PROBLEM DETAILS:
Omit the images, then output each of the records below exactly.

◆ ◆ ◆

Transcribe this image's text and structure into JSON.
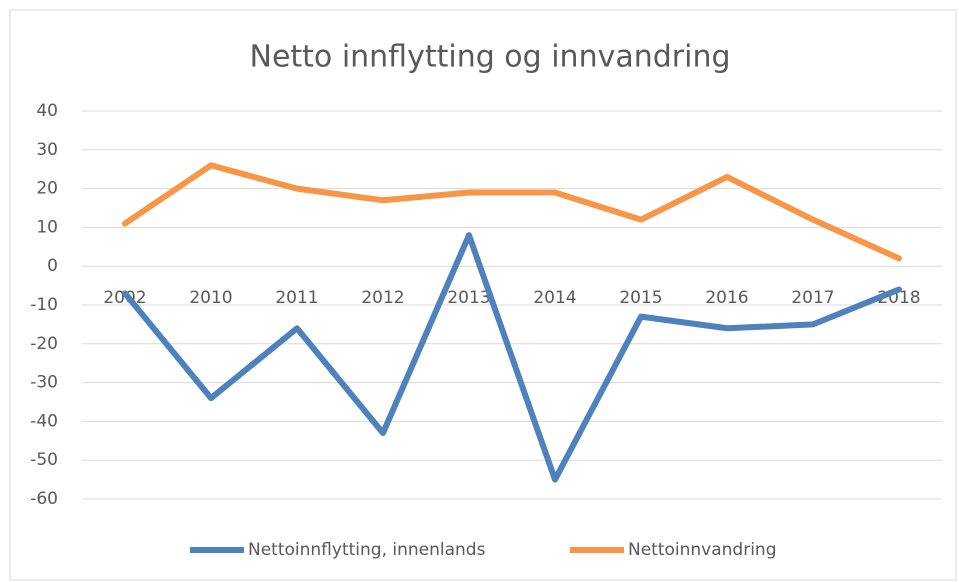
{
  "chart_data": {
    "type": "line",
    "title": "Netto innflytting og innvandring",
    "categories": [
      "2002",
      "2010",
      "2011",
      "2012",
      "2013",
      "2014",
      "2015",
      "2016",
      "2017",
      "2018"
    ],
    "series": [
      {
        "name": "Nettoinnflytting, innenlands",
        "color": "#4f81bd",
        "values": [
          -7,
          -34,
          -16,
          -43,
          8,
          -55,
          -13,
          -16,
          -15,
          -6
        ]
      },
      {
        "name": "Nettoinnvandring",
        "color": "#f79646",
        "values": [
          11,
          26,
          20,
          17,
          19,
          19,
          12,
          23,
          12,
          2
        ]
      }
    ],
    "ylim": [
      -60,
      40
    ],
    "yticks": [
      -60,
      -50,
      -40,
      -30,
      -20,
      -10,
      0,
      10,
      20,
      30,
      40
    ],
    "grid": true,
    "legend": "bottom"
  }
}
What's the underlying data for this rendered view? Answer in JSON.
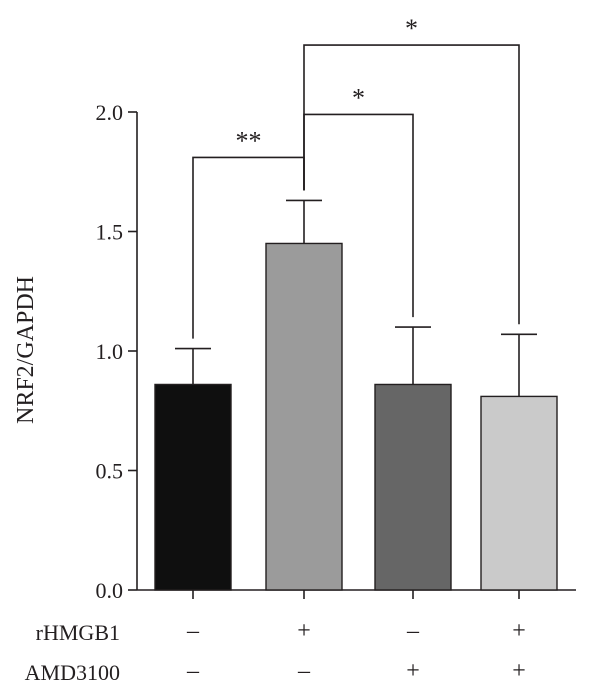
{
  "chart_data": {
    "type": "bar",
    "ylabel": "NRF2/GAPDH",
    "ylim": [
      0,
      2.0
    ],
    "yticks": [
      "0.0",
      "0.5",
      "1.0",
      "1.5",
      "2.0"
    ],
    "grid": false,
    "legend": "none",
    "groups": [
      {
        "value": 0.86,
        "error": 0.15,
        "color": "#0f0f0f"
      },
      {
        "value": 1.45,
        "error": 0.18,
        "color": "#9b9b9b"
      },
      {
        "value": 0.86,
        "error": 0.24,
        "color": "#666666"
      },
      {
        "value": 0.81,
        "error": 0.26,
        "color": "#cacaca"
      }
    ],
    "conditions": [
      {
        "name": "rHMGB1",
        "marks": [
          "–",
          "+",
          "–",
          "+"
        ]
      },
      {
        "name": "AMD3100",
        "marks": [
          "–",
          "–",
          "+",
          "+"
        ]
      }
    ],
    "significance": [
      {
        "from": 0,
        "to": 1,
        "y": 1.81,
        "label": "**"
      },
      {
        "from": 1,
        "to": 2,
        "y": 1.99,
        "label": "*"
      },
      {
        "from": 1,
        "to": 3,
        "y": 2.28,
        "label": "*"
      }
    ]
  }
}
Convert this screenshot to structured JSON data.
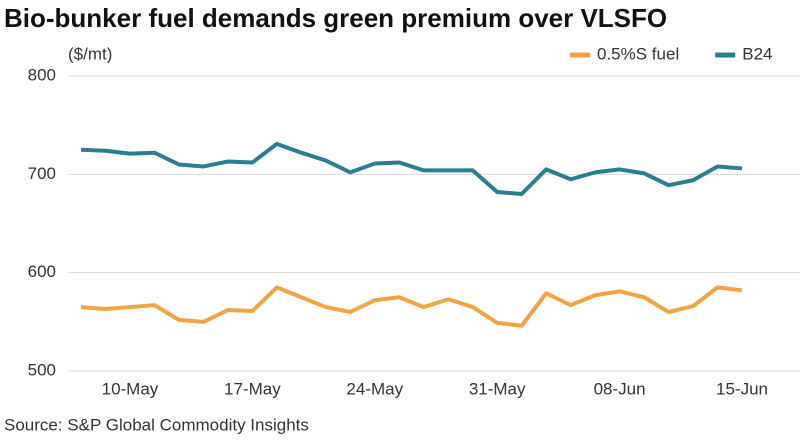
{
  "chart_data": {
    "type": "line",
    "title": "Bio-bunker fuel demands green premium over VLSFO",
    "y_label": "($/mt)",
    "source": "Source: S&P Global Commodity Insights",
    "categories": [
      null,
      null,
      "10-May",
      null,
      null,
      null,
      null,
      "17-May",
      null,
      null,
      null,
      null,
      "24-May",
      null,
      null,
      null,
      null,
      "31-May",
      null,
      null,
      null,
      null,
      "08-Jun",
      null,
      null,
      null,
      null,
      "15-Jun"
    ],
    "series": [
      {
        "name": "0.5%S fuel",
        "color": "#f2a444",
        "values": [
          565,
          563,
          565,
          567,
          552,
          550,
          562,
          561,
          585,
          575,
          565,
          560,
          572,
          575,
          565,
          573,
          565,
          549,
          546,
          579,
          567,
          577,
          581,
          575,
          560,
          566,
          585,
          582
        ]
      },
      {
        "name": "B24",
        "color": "#2b7d91",
        "values": [
          725,
          724,
          721,
          722,
          710,
          708,
          713,
          712,
          731,
          722,
          714,
          702,
          711,
          712,
          704,
          704,
          704,
          682,
          680,
          705,
          695,
          702,
          705,
          701,
          689,
          694,
          708,
          706
        ]
      }
    ],
    "ylim": [
      500,
      800
    ],
    "yticks": [
      500,
      600,
      700,
      800
    ],
    "grid": true,
    "legend": "top-right"
  }
}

◆ ◆ ◆

RESPONSE TO THIS TASK:
Transcribe this image's text and structure into JSON.
{
  "chart_data": {
    "type": "line",
    "title": "Netto innflytting og innvandring",
    "categories": [
      "2002",
      "2010",
      "2011",
      "2012",
      "2013",
      "2014",
      "2015",
      "2016",
      "2017",
      "2018"
    ],
    "series": [
      {
        "name": "Nettoinnflytting, innenlands",
        "color": "#4f81bd",
        "values": [
          -7,
          -34,
          -16,
          -43,
          8,
          -55,
          -13,
          -16,
          -15,
          -6
        ]
      },
      {
        "name": "Nettoinnvandring",
        "color": "#f79646",
        "values": [
          11,
          26,
          20,
          17,
          19,
          19,
          12,
          23,
          12,
          2
        ]
      }
    ],
    "ylim": [
      -60,
      40
    ],
    "yticks": [
      -60,
      -50,
      -40,
      -30,
      -20,
      -10,
      0,
      10,
      20,
      30,
      40
    ],
    "grid": true,
    "legend": "bottom"
  }
}
What's the underlying data for this rendered view? Answer in JSON.
{
  "chart_data": {
    "type": "bar",
    "ylabel": "NRF2/GAPDH",
    "ylim": [
      0,
      2.0
    ],
    "yticks": [
      "0.0",
      "0.5",
      "1.0",
      "1.5",
      "2.0"
    ],
    "grid": false,
    "legend": "none",
    "groups": [
      {
        "value": 0.86,
        "error": 0.15,
        "color": "#0f0f0f"
      },
      {
        "value": 1.45,
        "error": 0.18,
        "color": "#9b9b9b"
      },
      {
        "value": 0.86,
        "error": 0.24,
        "color": "#666666"
      },
      {
        "value": 0.81,
        "error": 0.26,
        "color": "#cacaca"
      }
    ],
    "conditions": [
      {
        "name": "rHMGB1",
        "marks": [
          "–",
          "+",
          "–",
          "+"
        ]
      },
      {
        "name": "AMD3100",
        "marks": [
          "–",
          "–",
          "+",
          "+"
        ]
      }
    ],
    "significance": [
      {
        "from": 0,
        "to": 1,
        "y": 1.81,
        "label": "**"
      },
      {
        "from": 1,
        "to": 2,
        "y": 1.99,
        "label": "*"
      },
      {
        "from": 1,
        "to": 3,
        "y": 2.28,
        "label": "*"
      }
    ]
  }
}
Convert this screenshot to structured JSON data.
{
  "chart_data": {
    "type": "line",
    "title": "Bio-bunker fuel demands green premium over VLSFO",
    "y_label": "($/mt)",
    "source": "Source: S&P Global Commodity Insights",
    "categories": [
      null,
      null,
      "10-May",
      null,
      null,
      null,
      null,
      "17-May",
      null,
      null,
      null,
      null,
      "24-May",
      null,
      null,
      null,
      null,
      "31-May",
      null,
      null,
      null,
      null,
      "08-Jun",
      null,
      null,
      null,
      null,
      "15-Jun"
    ],
    "series": [
      {
        "name": "0.5%S fuel",
        "color": "#f2a444",
        "values": [
          565,
          563,
          565,
          567,
          552,
          550,
          562,
          561,
          585,
          575,
          565,
          560,
          572,
          575,
          565,
          573,
          565,
          549,
          546,
          579,
          567,
          577,
          581,
          575,
          560,
          566,
          585,
          582
        ]
      },
      {
        "name": "B24",
        "color": "#2b7d91",
        "values": [
          725,
          724,
          721,
          722,
          710,
          708,
          713,
          712,
          731,
          722,
          714,
          702,
          711,
          712,
          704,
          704,
          704,
          682,
          680,
          705,
          695,
          702,
          705,
          701,
          689,
          694,
          708,
          706
        ]
      }
    ],
    "ylim": [
      500,
      800
    ],
    "yticks": [
      500,
      600,
      700,
      800
    ],
    "grid": true,
    "legend": "top-right"
  }
}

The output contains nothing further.